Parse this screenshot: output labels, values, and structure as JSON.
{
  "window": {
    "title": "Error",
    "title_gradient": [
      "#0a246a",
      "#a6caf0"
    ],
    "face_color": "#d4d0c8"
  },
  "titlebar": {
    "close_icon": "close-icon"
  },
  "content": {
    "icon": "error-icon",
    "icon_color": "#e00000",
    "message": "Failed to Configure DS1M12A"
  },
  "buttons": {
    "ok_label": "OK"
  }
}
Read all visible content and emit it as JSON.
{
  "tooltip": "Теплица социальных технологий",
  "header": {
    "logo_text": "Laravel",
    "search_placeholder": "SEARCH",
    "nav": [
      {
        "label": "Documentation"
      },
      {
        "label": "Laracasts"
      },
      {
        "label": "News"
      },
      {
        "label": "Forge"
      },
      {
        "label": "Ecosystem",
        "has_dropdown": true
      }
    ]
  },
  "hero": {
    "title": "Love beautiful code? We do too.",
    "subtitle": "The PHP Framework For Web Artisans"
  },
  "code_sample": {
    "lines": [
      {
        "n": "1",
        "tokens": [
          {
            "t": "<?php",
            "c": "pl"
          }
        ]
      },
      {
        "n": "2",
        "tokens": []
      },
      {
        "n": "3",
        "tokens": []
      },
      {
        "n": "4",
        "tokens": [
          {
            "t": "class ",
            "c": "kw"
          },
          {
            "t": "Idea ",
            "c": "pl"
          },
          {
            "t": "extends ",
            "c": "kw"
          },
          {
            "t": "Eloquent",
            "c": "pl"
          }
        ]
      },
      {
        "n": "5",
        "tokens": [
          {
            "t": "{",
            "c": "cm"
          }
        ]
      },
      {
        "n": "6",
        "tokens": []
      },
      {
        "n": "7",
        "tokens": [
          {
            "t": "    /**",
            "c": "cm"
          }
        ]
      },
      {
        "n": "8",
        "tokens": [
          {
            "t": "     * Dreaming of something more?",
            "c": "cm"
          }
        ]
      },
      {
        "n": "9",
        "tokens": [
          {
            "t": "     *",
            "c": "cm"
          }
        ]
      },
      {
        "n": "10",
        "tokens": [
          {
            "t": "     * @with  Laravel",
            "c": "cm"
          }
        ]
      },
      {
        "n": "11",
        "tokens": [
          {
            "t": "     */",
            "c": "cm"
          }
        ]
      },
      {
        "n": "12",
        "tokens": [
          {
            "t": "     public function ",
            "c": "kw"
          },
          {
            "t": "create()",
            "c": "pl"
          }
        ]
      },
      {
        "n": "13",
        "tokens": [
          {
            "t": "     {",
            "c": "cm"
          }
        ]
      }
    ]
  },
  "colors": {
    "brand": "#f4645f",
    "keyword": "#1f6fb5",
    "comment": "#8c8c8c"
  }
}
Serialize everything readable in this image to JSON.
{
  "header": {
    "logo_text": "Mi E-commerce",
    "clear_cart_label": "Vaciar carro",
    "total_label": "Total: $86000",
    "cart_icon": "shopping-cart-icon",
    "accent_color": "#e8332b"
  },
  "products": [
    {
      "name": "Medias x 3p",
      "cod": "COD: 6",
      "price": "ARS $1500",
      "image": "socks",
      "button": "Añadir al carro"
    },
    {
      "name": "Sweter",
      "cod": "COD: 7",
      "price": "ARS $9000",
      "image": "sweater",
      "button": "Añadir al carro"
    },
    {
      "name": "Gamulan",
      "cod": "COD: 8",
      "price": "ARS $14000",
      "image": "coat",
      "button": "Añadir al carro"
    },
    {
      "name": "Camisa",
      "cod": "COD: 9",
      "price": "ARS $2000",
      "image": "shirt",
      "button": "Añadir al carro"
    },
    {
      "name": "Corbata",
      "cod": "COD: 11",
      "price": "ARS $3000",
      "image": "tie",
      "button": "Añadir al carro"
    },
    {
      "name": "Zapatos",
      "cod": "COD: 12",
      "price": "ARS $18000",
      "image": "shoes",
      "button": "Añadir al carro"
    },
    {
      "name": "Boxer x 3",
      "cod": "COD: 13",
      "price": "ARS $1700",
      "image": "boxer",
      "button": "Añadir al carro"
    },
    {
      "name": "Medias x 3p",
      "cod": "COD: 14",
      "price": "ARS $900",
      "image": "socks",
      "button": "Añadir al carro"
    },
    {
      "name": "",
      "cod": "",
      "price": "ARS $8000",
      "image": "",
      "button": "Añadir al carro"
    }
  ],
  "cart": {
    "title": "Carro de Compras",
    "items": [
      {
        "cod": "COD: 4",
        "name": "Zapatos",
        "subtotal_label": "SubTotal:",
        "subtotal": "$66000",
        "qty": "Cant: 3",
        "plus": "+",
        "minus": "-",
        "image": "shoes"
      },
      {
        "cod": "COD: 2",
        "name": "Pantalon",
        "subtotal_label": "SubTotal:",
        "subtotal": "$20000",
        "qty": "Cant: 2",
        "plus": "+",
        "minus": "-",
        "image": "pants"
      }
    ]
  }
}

-*-

_WRITTEN REQUEST_. Write out all the data again, exactly as it appears.

_ANSWER TO THIS PROBLEM_.
Parse this screenshot: output labels, values, and structure as JSON.
{
  "window": {
    "title": "Error",
    "title_gradient": [
      "#0a246a",
      "#a6caf0"
    ],
    "face_color": "#d4d0c8"
  },
  "titlebar": {
    "close_icon": "close-icon"
  },
  "content": {
    "icon": "error-icon",
    "icon_color": "#e00000",
    "message": "Failed to Configure DS1M12A"
  },
  "buttons": {
    "ok_label": "OK"
  }
}
Read all visible content and emit it as JSON.
{
  "tooltip": "Теплица социальных технологий",
  "header": {
    "logo_text": "Laravel",
    "search_placeholder": "SEARCH",
    "nav": [
      {
        "label": "Documentation"
      },
      {
        "label": "Laracasts"
      },
      {
        "label": "News"
      },
      {
        "label": "Forge"
      },
      {
        "label": "Ecosystem",
        "has_dropdown": true
      }
    ]
  },
  "hero": {
    "title": "Love beautiful code? We do too.",
    "subtitle": "The PHP Framework For Web Artisans"
  },
  "code_sample": {
    "lines": [
      {
        "n": "1",
        "tokens": [
          {
            "t": "<?php",
            "c": "pl"
          }
        ]
      },
      {
        "n": "2",
        "tokens": []
      },
      {
        "n": "3",
        "tokens": []
      },
      {
        "n": "4",
        "tokens": [
          {
            "t": "class ",
            "c": "kw"
          },
          {
            "t": "Idea ",
            "c": "pl"
          },
          {
            "t": "extends ",
            "c": "kw"
          },
          {
            "t": "Eloquent",
            "c": "pl"
          }
        ]
      },
      {
        "n": "5",
        "tokens": [
          {
            "t": "{",
            "c": "cm"
          }
        ]
      },
      {
        "n": "6",
        "tokens": []
      },
      {
        "n": "7",
        "tokens": [
          {
            "t": "    /**",
            "c": "cm"
          }
        ]
      },
      {
        "n": "8",
        "tokens": [
          {
            "t": "     * Dreaming of something more?",
            "c": "cm"
          }
        ]
      },
      {
        "n": "9",
        "tokens": [
          {
            "t": "     *",
            "c": "cm"
          }
        ]
      },
      {
        "n": "10",
        "tokens": [
          {
            "t": "     * @with  Laravel",
            "c": "cm"
          }
        ]
      },
      {
        "n": "11",
        "tokens": [
          {
            "t": "     */",
            "c": "cm"
          }
        ]
      },
      {
        "n": "12",
        "tokens": [
          {
            "t": "     public function ",
            "c": "kw"
          },
          {
            "t": "create()",
            "c": "pl"
          }
        ]
      },
      {
        "n": "13",
        "tokens": [
          {
            "t": "     {",
            "c": "cm"
          }
        ]
      }
    ]
  },
  "colors": {
    "brand": "#f4645f",
    "keyword": "#1f6fb5",
    "comment": "#8c8c8c"
  }
}
Serialize everything readable in this image to JSON.
{
  "header": {
    "logo_text": "Mi E-commerce",
    "clear_cart_label": "Vaciar carro",
    "total_label": "Total: $86000",
    "cart_icon": "shopping-cart-icon",
    "accent_color": "#e8332b"
  },
  "products": [
    {
      "name": "Medias x 3p",
      "cod": "COD: 6",
      "price": "ARS $1500",
      "image": "socks",
      "button": "Añadir al carro"
    },
    {
      "name": "Sweter",
      "cod": "COD: 7",
      "price": "ARS $9000",
      "image": "sweater",
      "button": "Añadir al carro"
    },
    {
      "name": "Gamulan",
      "cod": "COD: 8",
      "price": "ARS $14000",
      "image": "coat",
      "button": "Añadir al carro"
    },
    {
      "name": "Camisa",
      "cod": "COD: 9",
      "price": "ARS $2000",
      "image": "shirt",
      "button": "Añadir al carro"
    },
    {
      "name": "Corbata",
      "cod": "COD: 11",
      "price": "ARS $3000",
      "image": "tie",
      "button": "Añadir al carro"
    },
    {
      "name": "Zapatos",
      "cod": "COD: 12",
      "price": "ARS $18000",
      "image": "shoes",
      "button": "Añadir al carro"
    },
    {
      "name": "Boxer x 3",
      "cod": "COD: 13",
      "price": "ARS $1700",
      "image": "boxer",
      "button": "Añadir al carro"
    },
    {
      "name": "Medias x 3p",
      "cod": "COD: 14",
      "price": "ARS $900",
      "image": "socks",
      "button": "Añadir al carro"
    },
    {
      "name": "",
      "cod": "",
      "price": "ARS $8000",
      "image": "",
      "button": "Añadir al carro"
    }
  ],
  "cart": {
    "title": "Carro de Compras",
    "items": [
      {
        "cod": "COD: 4",
        "name": "Zapatos",
        "subtotal_label": "SubTotal:",
        "subtotal": "$66000",
        "qty": "Cant: 3",
        "plus": "+",
        "minus": "-",
        "image": "shoes"
      },
      {
        "cod": "COD: 2",
        "name": "Pantalon",
        "subtotal_label": "SubTotal:",
        "subtotal": "$20000",
        "qty": "Cant: 2",
        "plus": "+",
        "minus": "-",
        "image": "pants"
      }
    ]
  }
}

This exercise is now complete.